### Stated problem
Using the records below, locate all lines containing "content" and return them.

* BEGIN *

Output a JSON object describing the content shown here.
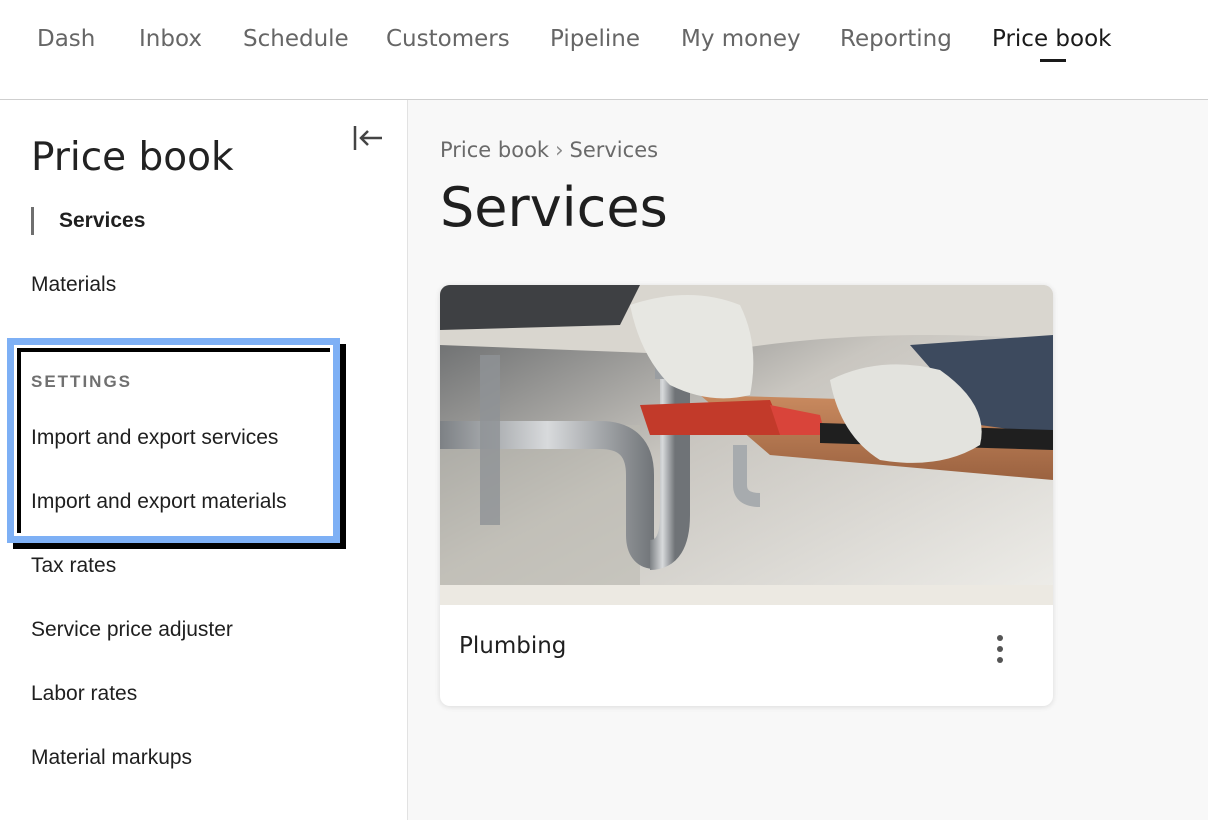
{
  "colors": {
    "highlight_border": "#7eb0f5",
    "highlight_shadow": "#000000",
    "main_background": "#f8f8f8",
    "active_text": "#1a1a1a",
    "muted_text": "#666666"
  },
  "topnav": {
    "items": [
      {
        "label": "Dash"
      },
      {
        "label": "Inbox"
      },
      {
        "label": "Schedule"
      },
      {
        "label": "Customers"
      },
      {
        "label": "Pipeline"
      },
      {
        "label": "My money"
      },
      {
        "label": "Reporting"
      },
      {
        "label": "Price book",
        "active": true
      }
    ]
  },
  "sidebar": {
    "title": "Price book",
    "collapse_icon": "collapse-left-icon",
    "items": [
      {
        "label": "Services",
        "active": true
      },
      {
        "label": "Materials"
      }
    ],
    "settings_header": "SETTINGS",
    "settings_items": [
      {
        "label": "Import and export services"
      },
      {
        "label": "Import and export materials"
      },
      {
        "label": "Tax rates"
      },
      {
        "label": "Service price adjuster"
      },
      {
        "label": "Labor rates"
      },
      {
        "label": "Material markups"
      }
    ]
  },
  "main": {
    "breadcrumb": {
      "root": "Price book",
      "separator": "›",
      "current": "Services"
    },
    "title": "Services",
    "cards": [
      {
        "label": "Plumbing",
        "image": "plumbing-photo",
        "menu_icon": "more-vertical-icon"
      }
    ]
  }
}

* END *
* BEGIN *

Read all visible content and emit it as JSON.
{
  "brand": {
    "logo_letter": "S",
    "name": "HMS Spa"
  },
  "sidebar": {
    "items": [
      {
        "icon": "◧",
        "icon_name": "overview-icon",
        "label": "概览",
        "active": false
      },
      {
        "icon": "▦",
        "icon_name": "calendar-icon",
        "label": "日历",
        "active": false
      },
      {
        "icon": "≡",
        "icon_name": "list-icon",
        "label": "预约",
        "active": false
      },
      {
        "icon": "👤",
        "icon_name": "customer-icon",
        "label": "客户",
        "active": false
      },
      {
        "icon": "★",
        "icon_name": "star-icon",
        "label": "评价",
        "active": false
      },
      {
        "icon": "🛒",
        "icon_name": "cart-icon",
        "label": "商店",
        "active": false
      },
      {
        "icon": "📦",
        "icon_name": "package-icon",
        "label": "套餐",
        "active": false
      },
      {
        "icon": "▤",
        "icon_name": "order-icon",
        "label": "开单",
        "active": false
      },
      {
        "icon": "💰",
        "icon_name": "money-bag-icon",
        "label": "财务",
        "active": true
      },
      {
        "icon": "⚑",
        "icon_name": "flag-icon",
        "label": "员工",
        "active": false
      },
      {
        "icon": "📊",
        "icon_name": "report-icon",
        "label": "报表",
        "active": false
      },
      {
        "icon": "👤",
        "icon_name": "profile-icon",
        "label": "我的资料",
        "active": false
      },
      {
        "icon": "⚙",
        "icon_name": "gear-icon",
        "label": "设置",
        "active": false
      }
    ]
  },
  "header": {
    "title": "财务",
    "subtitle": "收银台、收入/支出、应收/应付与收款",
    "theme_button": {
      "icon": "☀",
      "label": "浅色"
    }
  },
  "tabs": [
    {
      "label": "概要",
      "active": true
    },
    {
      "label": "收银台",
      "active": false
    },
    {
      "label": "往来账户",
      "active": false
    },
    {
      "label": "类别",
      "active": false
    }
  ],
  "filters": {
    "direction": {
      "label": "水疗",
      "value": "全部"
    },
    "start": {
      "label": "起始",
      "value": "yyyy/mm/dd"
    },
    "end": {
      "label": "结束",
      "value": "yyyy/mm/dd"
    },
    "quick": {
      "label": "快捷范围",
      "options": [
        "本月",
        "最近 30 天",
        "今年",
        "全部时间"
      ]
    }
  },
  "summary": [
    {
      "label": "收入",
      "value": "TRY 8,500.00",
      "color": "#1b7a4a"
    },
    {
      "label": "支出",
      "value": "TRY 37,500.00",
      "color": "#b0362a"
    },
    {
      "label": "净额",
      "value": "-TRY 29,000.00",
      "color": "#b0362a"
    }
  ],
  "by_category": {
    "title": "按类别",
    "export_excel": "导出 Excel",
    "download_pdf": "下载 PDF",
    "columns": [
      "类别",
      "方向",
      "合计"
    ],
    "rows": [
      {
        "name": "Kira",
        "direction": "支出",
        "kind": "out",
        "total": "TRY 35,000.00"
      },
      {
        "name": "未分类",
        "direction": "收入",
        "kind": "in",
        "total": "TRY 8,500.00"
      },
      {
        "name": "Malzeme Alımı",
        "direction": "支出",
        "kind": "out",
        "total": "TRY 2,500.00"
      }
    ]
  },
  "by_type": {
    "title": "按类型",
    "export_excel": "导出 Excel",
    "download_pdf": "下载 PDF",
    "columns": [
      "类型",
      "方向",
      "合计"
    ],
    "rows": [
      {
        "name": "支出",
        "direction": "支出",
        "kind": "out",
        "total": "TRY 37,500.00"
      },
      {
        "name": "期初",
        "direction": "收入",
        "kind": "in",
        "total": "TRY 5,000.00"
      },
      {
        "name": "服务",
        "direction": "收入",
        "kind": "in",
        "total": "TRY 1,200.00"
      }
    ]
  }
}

* END *

### Answer for this exercise
Output a JSON object describing the content shown here.
Read all visible content and emit it as JSON.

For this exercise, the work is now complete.